MATERIALS PROVIDED:

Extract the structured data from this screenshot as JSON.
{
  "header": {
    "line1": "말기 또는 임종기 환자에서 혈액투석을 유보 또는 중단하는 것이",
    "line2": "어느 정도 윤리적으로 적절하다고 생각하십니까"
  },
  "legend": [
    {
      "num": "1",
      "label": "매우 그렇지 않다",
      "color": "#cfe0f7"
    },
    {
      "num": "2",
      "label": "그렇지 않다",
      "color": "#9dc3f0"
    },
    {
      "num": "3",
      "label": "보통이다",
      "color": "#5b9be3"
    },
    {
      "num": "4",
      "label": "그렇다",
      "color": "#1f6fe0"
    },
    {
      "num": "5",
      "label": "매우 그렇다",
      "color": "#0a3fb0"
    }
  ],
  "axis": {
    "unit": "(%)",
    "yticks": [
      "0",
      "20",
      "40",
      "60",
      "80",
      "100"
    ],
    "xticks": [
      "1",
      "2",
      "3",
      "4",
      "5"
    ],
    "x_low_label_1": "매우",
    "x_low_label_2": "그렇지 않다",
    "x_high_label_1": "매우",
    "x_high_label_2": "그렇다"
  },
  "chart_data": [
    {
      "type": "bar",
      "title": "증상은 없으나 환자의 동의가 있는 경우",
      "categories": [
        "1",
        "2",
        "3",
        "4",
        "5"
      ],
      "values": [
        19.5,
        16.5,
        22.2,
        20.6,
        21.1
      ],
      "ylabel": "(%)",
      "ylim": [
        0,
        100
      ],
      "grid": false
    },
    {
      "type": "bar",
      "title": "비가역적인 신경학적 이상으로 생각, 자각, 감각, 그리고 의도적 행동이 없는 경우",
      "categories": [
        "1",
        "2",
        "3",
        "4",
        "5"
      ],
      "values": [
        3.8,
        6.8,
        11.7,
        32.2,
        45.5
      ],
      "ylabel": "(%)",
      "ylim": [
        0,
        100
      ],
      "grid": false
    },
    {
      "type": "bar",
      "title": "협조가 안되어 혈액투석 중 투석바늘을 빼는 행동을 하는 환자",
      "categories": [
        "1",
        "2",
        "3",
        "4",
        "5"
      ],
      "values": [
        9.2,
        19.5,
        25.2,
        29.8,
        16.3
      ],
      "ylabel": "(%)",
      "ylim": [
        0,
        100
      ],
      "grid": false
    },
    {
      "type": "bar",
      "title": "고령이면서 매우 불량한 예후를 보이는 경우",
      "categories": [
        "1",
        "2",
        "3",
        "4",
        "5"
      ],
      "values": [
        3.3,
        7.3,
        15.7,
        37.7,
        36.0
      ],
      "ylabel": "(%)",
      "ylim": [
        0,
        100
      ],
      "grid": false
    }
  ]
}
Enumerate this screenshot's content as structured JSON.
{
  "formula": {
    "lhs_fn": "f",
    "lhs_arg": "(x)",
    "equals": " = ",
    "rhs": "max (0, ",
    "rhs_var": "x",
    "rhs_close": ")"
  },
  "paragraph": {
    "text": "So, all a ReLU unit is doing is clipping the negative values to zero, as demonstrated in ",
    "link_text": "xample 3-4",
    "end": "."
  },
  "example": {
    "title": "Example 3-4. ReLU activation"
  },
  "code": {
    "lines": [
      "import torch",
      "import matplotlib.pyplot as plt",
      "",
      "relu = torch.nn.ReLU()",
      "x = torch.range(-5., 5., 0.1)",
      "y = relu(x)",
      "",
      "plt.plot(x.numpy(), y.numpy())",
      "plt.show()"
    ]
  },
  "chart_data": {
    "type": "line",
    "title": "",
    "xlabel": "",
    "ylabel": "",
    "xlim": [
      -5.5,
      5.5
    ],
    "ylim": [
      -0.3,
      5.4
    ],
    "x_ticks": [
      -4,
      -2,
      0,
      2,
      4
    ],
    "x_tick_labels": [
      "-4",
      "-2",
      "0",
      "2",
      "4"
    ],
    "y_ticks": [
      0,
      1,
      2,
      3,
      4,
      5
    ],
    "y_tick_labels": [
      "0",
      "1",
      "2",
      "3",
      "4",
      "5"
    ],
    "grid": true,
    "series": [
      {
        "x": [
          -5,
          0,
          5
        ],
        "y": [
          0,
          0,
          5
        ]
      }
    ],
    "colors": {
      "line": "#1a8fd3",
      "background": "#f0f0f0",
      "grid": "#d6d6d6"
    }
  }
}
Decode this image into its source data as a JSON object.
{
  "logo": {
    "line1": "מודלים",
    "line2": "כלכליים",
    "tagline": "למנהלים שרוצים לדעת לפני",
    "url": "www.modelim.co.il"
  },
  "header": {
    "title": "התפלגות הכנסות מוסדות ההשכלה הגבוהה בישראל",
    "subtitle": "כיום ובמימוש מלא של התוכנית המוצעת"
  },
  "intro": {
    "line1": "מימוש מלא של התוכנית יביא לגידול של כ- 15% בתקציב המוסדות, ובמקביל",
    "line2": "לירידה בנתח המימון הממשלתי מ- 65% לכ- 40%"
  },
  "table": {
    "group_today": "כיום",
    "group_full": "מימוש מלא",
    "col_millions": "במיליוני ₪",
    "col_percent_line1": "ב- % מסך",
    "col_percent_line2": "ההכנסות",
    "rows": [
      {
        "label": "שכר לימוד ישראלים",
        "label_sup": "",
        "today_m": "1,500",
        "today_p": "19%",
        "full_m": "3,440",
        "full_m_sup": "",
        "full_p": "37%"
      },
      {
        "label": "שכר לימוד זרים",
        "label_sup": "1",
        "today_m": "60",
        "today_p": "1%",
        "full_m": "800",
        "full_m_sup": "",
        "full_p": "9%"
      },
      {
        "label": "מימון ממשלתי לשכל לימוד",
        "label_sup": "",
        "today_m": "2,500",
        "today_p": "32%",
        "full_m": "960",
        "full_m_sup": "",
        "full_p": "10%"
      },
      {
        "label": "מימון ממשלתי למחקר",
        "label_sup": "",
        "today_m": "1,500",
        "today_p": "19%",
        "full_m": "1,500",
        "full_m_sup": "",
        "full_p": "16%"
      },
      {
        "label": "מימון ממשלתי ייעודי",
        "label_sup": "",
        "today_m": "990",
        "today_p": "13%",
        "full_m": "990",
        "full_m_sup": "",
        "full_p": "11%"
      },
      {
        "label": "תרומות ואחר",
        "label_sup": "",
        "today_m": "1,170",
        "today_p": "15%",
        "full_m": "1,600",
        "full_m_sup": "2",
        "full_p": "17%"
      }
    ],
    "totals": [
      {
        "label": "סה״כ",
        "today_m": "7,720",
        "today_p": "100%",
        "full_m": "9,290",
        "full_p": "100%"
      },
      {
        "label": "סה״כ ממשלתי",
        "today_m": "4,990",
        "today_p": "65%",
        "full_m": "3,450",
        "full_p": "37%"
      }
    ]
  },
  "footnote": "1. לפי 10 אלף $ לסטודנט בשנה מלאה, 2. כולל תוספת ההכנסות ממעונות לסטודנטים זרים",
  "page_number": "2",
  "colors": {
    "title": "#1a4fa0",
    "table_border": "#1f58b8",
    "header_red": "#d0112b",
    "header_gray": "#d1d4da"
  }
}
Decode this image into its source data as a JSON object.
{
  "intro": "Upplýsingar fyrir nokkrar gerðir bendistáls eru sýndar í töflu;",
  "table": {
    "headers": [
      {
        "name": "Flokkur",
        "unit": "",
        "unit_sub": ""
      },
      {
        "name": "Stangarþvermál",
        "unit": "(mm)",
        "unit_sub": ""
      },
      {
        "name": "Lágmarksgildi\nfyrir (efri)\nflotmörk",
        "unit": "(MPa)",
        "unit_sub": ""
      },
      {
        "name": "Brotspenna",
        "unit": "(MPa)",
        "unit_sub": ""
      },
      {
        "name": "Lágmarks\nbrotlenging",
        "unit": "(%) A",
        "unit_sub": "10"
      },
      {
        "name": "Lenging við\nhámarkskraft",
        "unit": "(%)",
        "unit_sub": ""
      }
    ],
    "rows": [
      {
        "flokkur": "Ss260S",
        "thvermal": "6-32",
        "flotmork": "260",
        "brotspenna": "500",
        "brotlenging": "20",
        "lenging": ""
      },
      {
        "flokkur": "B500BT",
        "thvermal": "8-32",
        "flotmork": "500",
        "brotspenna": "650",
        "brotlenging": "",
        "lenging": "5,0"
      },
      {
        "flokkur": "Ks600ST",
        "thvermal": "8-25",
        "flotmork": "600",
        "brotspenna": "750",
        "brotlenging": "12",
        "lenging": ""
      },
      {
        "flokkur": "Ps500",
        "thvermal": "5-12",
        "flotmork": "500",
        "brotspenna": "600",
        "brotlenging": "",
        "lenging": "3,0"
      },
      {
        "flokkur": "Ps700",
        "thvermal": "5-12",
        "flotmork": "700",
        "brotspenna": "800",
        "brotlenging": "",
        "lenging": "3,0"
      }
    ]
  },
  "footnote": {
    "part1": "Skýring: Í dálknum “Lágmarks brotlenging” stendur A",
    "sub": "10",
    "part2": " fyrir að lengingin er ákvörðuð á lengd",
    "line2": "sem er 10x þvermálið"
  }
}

TASK GOAL: Count how many lines in the data contain the word "torch", giving the number without comment.

ANSWER BELOW: 3